#### Figure content listings:
= = = = =

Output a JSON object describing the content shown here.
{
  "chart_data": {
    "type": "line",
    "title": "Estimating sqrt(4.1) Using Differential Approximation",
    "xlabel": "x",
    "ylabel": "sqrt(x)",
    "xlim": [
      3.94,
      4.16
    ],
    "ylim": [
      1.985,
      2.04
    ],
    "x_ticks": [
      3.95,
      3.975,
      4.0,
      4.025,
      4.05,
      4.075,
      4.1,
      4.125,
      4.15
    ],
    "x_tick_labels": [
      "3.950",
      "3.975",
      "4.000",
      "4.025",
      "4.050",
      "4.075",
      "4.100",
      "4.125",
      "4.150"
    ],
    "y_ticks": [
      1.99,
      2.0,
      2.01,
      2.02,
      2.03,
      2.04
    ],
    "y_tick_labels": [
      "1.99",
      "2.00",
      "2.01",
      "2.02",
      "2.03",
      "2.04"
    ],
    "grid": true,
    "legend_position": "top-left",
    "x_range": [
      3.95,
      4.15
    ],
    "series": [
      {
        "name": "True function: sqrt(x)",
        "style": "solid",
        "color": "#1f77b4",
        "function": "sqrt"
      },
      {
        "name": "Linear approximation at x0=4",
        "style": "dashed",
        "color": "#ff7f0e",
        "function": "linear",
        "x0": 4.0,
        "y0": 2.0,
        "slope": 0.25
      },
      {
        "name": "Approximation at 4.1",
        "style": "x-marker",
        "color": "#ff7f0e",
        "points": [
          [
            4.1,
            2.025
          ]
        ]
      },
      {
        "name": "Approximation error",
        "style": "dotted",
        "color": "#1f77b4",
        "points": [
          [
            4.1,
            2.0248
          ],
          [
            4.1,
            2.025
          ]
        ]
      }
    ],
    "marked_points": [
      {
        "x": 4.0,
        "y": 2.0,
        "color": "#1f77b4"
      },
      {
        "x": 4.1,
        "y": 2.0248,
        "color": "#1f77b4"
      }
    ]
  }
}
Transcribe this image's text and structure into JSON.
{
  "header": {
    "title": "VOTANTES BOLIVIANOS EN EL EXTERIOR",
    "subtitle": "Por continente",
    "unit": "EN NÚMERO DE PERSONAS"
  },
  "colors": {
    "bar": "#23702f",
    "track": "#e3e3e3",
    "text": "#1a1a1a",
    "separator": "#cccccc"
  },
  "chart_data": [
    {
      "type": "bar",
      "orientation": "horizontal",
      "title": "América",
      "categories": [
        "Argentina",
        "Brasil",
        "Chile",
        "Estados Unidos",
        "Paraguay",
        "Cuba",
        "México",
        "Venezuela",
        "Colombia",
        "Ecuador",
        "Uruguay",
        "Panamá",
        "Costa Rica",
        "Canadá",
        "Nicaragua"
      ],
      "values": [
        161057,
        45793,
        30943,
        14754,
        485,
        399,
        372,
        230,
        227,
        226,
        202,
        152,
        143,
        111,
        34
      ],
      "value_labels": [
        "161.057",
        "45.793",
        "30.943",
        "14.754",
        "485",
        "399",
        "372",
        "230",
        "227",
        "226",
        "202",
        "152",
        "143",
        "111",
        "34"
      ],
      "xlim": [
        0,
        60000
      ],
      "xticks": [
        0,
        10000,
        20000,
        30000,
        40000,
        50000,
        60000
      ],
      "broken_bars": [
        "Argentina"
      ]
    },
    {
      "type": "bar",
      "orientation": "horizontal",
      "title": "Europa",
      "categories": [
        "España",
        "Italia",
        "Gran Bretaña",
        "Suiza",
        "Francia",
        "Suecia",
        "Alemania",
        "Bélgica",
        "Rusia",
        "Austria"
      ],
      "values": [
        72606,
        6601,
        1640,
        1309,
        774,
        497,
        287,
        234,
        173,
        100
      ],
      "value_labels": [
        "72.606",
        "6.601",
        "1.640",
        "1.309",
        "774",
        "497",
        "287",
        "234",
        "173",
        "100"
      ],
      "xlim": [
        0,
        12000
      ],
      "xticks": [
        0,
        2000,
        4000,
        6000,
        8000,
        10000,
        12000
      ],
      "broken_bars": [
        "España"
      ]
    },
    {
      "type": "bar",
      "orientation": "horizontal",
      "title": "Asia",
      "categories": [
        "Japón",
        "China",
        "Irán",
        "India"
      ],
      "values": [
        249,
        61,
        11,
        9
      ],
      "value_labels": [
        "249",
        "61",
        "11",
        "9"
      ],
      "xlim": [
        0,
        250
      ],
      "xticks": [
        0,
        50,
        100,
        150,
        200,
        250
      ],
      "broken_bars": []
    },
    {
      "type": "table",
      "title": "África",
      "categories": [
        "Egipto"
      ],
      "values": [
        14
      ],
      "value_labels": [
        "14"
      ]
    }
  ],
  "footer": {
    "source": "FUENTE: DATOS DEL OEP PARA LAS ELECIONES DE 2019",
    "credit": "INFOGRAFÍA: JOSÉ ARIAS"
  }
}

= = = = =

#### The task:
Work out how many lines in the records above contain the word "style", and give only that number.

#### Output for this task:
4